### What you are asked to do:
Reproduce each line exactly.

### Extracted data:
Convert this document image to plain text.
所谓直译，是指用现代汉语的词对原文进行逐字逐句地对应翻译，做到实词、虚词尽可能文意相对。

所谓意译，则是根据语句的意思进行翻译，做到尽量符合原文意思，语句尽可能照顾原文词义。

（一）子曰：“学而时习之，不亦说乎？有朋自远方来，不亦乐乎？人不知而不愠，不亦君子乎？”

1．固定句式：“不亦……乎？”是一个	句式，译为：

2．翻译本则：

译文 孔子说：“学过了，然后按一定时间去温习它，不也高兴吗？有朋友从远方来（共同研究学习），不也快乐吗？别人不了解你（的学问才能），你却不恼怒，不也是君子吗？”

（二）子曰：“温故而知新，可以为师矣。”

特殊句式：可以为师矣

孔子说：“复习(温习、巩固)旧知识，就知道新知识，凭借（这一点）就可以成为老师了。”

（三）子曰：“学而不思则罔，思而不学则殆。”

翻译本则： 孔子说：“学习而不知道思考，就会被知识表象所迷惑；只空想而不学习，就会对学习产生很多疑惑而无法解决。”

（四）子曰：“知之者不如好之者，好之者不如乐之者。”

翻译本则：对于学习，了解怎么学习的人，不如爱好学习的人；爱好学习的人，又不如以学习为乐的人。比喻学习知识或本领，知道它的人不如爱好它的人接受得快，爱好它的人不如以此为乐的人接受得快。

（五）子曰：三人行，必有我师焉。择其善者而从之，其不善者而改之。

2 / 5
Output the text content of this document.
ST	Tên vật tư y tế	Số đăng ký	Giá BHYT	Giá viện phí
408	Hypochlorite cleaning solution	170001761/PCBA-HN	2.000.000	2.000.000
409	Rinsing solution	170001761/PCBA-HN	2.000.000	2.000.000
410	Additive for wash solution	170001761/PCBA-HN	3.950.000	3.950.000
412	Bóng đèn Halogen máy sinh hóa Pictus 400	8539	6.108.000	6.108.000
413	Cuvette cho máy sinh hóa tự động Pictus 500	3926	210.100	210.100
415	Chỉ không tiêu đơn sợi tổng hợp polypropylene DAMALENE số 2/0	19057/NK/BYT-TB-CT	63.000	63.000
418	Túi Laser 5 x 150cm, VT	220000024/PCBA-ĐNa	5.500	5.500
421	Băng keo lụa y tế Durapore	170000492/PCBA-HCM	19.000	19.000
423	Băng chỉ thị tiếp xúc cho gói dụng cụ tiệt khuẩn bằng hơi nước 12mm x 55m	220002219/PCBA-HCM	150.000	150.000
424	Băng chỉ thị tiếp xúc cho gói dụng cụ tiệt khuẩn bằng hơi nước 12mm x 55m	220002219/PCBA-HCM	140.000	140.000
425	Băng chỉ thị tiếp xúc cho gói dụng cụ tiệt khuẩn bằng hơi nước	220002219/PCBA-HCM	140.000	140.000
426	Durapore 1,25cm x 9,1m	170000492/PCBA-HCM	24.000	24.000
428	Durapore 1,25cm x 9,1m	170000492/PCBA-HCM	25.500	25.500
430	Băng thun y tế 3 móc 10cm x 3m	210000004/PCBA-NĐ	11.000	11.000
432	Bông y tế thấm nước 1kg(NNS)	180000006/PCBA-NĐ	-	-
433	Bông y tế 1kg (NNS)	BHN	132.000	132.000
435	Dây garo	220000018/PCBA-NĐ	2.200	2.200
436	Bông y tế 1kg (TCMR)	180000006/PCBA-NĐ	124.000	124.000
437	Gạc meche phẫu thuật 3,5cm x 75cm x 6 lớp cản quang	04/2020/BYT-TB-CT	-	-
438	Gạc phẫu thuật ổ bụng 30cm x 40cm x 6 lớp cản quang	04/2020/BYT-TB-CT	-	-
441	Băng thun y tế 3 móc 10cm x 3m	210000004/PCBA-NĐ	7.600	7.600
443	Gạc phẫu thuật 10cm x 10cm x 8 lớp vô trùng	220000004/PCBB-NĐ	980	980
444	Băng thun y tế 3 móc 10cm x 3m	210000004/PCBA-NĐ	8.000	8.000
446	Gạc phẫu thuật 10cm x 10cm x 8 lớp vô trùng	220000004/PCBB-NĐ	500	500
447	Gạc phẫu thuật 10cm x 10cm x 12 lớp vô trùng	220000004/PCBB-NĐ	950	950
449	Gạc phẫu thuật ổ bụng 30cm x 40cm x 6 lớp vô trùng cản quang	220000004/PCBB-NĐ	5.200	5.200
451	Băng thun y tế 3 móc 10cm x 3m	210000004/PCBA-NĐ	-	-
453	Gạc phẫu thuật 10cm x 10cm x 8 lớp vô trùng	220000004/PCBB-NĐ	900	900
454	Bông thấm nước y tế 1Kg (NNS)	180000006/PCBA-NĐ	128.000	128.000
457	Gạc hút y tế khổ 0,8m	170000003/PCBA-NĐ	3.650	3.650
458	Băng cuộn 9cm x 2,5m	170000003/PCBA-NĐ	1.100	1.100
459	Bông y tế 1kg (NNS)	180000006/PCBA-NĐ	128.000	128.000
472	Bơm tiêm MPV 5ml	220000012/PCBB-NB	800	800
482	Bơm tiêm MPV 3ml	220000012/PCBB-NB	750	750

### The answer:
Convert this document image to plain text.
所谓直译，是指用现代汉语的词对原文进行逐字逐句地对应翻译，做到实词、虚词尽可能文意相对。

所谓意译，则是根据语句的意思进行翻译，做到尽量符合原文意思，语句尽可能照顾原文词义。

（一）子曰：“学而时习之，不亦说乎？有朋自远方来，不亦乐乎？人不知而不愠，不亦君子乎？”

1．固定句式：“不亦……乎？”是一个	句式，译为：

2．翻译本则：

译文 孔子说：“学过了，然后按一定时间去温习它，不也高兴吗？有朋友从远方来（共同研究学习），不也快乐吗？别人不了解你（的学问才能），你却不恼怒，不也是君子吗？”

（二）子曰：“温故而知新，可以为师矣。”

特殊句式：可以为师矣

孔子说：“复习(温习、巩固)旧知识，就知道新知识，凭借（这一点）就可以成为老师了。”

（三）子曰：“学而不思则罔，思而不学则殆。”

翻译本则： 孔子说：“学习而不知道思考，就会被知识表象所迷惑；只空想而不学习，就会对学习产生很多疑惑而无法解决。”

（四）子曰：“知之者不如好之者，好之者不如乐之者。”

翻译本则：对于学习，了解怎么学习的人，不如爱好学习的人；爱好学习的人，又不如以学习为乐的人。比喻学习知识或本领，知道它的人不如爱好它的人接受得快，爱好它的人不如以此为乐的人接受得快。

（五）子曰：三人行，必有我师焉。择其善者而从之，其不善者而改之。

2 / 5
Output the text content of this document.
ST	Tên vật tư y tế	Số đăng ký	Giá BHYT	Giá viện phí
408	Hypochlorite cleaning solution	170001761/PCBA-HN	2.000.000	2.000.000
409	Rinsing solution	170001761/PCBA-HN	2.000.000	2.000.000
410	Additive for wash solution	170001761/PCBA-HN	3.950.000	3.950.000
412	Bóng đèn Halogen máy sinh hóa Pictus 400	8539	6.108.000	6.108.000
413	Cuvette cho máy sinh hóa tự động Pictus 500	3926	210.100	210.100
415	Chỉ không tiêu đơn sợi tổng hợp polypropylene DAMALENE số 2/0	19057/NK/BYT-TB-CT	63.000	63.000
418	Túi Laser 5 x 150cm, VT	220000024/PCBA-ĐNa	5.500	5.500
421	Băng keo lụa y tế Durapore	170000492/PCBA-HCM	19.000	19.000
423	Băng chỉ thị tiếp xúc cho gói dụng cụ tiệt khuẩn bằng hơi nước 12mm x 55m	220002219/PCBA-HCM	150.000	150.000
424	Băng chỉ thị tiếp xúc cho gói dụng cụ tiệt khuẩn bằng hơi nước 12mm x 55m	220002219/PCBA-HCM	140.000	140.000
425	Băng chỉ thị tiếp xúc cho gói dụng cụ tiệt khuẩn bằng hơi nước	220002219/PCBA-HCM	140.000	140.000
426	Durapore 1,25cm x 9,1m	170000492/PCBA-HCM	24.000	24.000
428	Durapore 1,25cm x 9,1m	170000492/PCBA-HCM	25.500	25.500
430	Băng thun y tế 3 móc 10cm x 3m	210000004/PCBA-NĐ	11.000	11.000
432	Bông y tế thấm nước 1kg(NNS)	180000006/PCBA-NĐ	-	-
433	Bông y tế 1kg (NNS)	BHN	132.000	132.000
435	Dây garo	220000018/PCBA-NĐ	2.200	2.200
436	Bông y tế 1kg (TCMR)	180000006/PCBA-NĐ	124.000	124.000
437	Gạc meche phẫu thuật 3,5cm x 75cm x 6 lớp cản quang	04/2020/BYT-TB-CT	-	-
438	Gạc phẫu thuật ổ bụng 30cm x 40cm x 6 lớp cản quang	04/2020/BYT-TB-CT	-	-
441	Băng thun y tế 3 móc 10cm x 3m	210000004/PCBA-NĐ	7.600	7.600
443	Gạc phẫu thuật 10cm x 10cm x 8 lớp vô trùng	220000004/PCBB-NĐ	980	980
444	Băng thun y tế 3 móc 10cm x 3m	210000004/PCBA-NĐ	8.000	8.000
446	Gạc phẫu thuật 10cm x 10cm x 8 lớp vô trùng	220000004/PCBB-NĐ	500	500
447	Gạc phẫu thuật 10cm x 10cm x 12 lớp vô trùng	220000004/PCBB-NĐ	950	950
449	Gạc phẫu thuật ổ bụng 30cm x 40cm x 6 lớp vô trùng cản quang	220000004/PCBB-NĐ	5.200	5.200
451	Băng thun y tế 3 móc 10cm x 3m	210000004/PCBA-NĐ	-	-
453	Gạc phẫu thuật 10cm x 10cm x 8 lớp vô trùng	220000004/PCBB-NĐ	900	900
454	Bông thấm nước y tế 1Kg (NNS)	180000006/PCBA-NĐ	128.000	128.000
457	Gạc hút y tế khổ 0,8m	170000003/PCBA-NĐ	3.650	3.650
458	Băng cuộn 9cm x 2,5m	170000003/PCBA-NĐ	1.100	1.100
459	Bông y tế 1kg (NNS)	180000006/PCBA-NĐ	128.000	128.000
472	Bơm tiêm MPV 5ml	220000012/PCBB-NB	800	800
482	Bơm tiêm MPV 3ml	220000012/PCBB-NB	750	750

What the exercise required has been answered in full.